:: Provided data

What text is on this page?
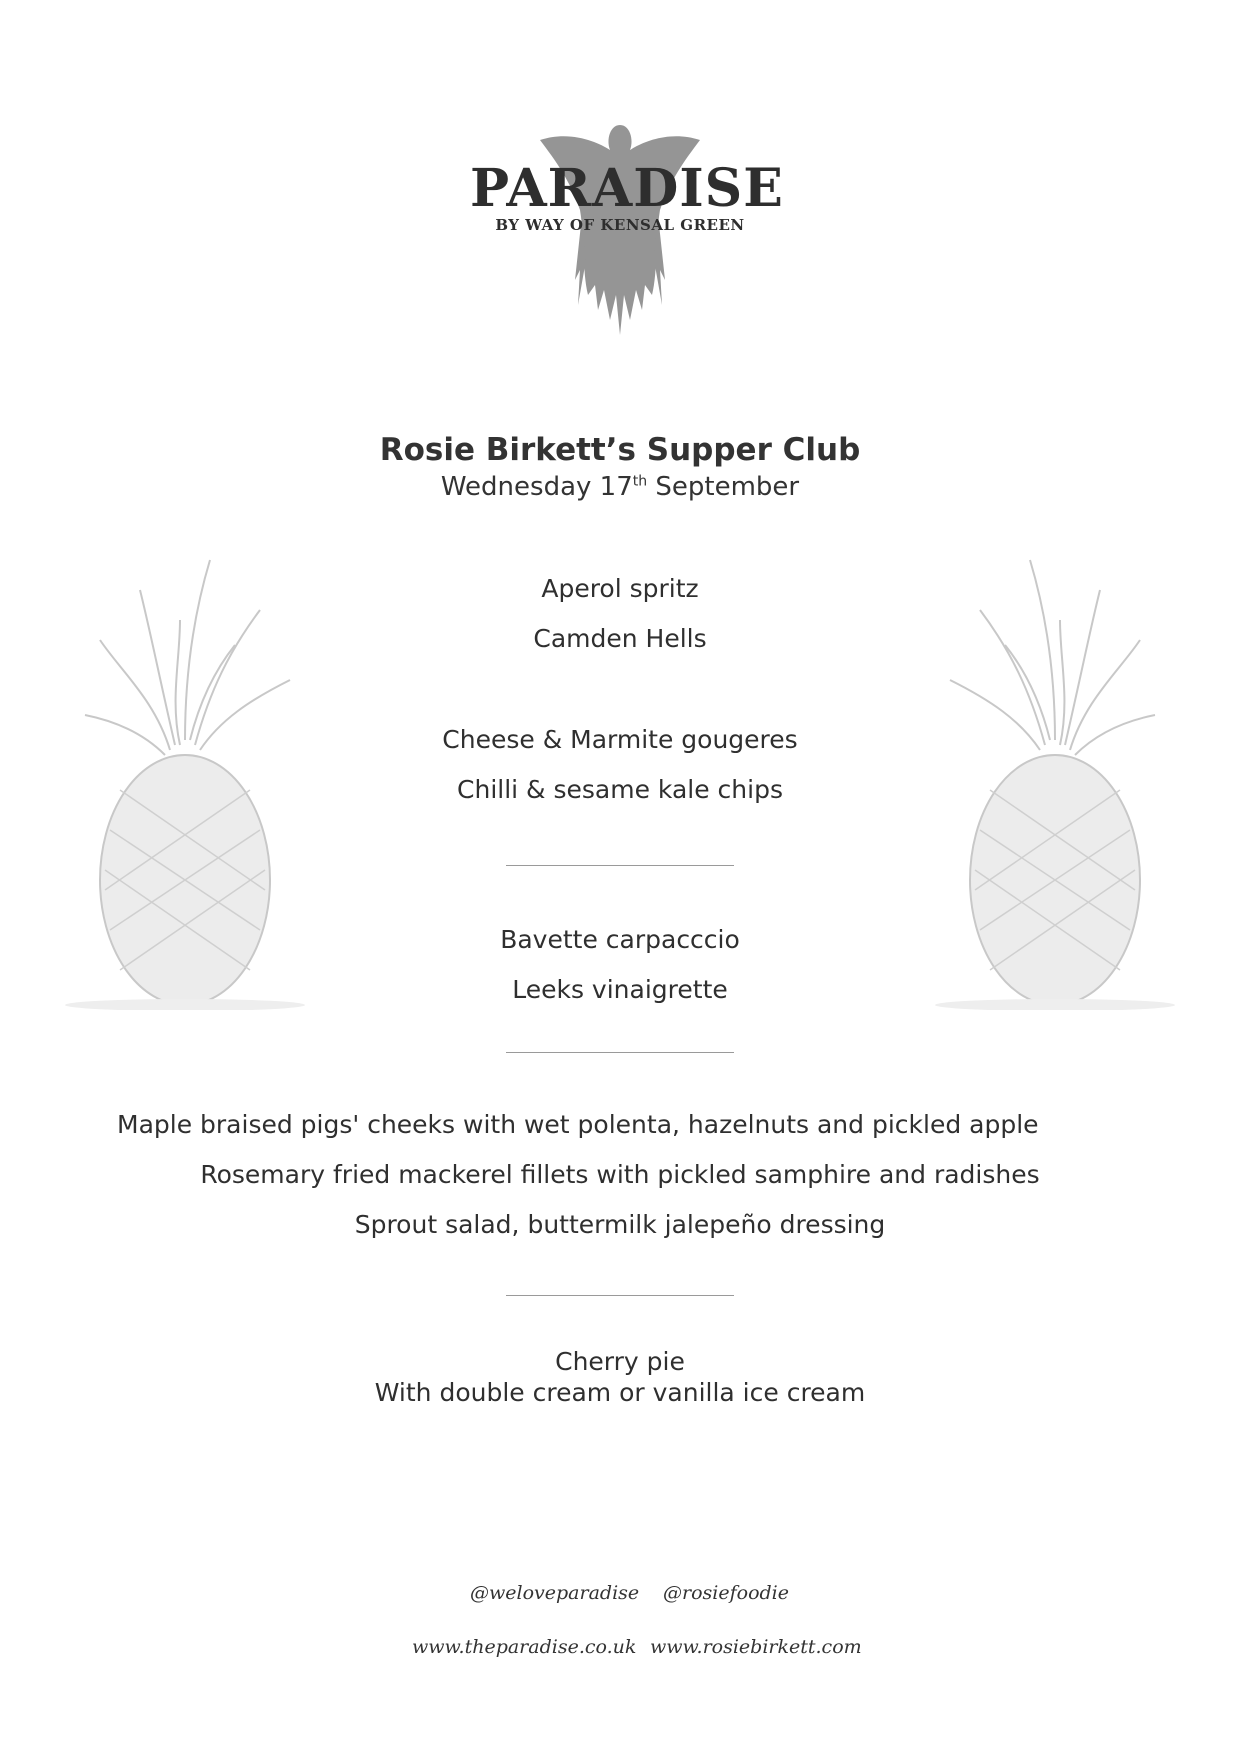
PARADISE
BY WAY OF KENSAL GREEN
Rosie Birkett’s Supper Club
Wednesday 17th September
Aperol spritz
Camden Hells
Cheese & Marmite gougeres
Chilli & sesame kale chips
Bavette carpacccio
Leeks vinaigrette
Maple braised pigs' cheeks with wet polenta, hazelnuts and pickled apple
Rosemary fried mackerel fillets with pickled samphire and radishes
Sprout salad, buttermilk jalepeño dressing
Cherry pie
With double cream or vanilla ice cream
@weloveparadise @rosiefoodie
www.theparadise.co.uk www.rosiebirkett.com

::::

• **What the task asks**
Copy each line of the records above that carries the word "pickled".

• **The result**
Maple braised pigs' cheeks with wet polenta, hazelnuts and pickled apple
Rosemary fried mackerel fillets with pickled samphire and radishes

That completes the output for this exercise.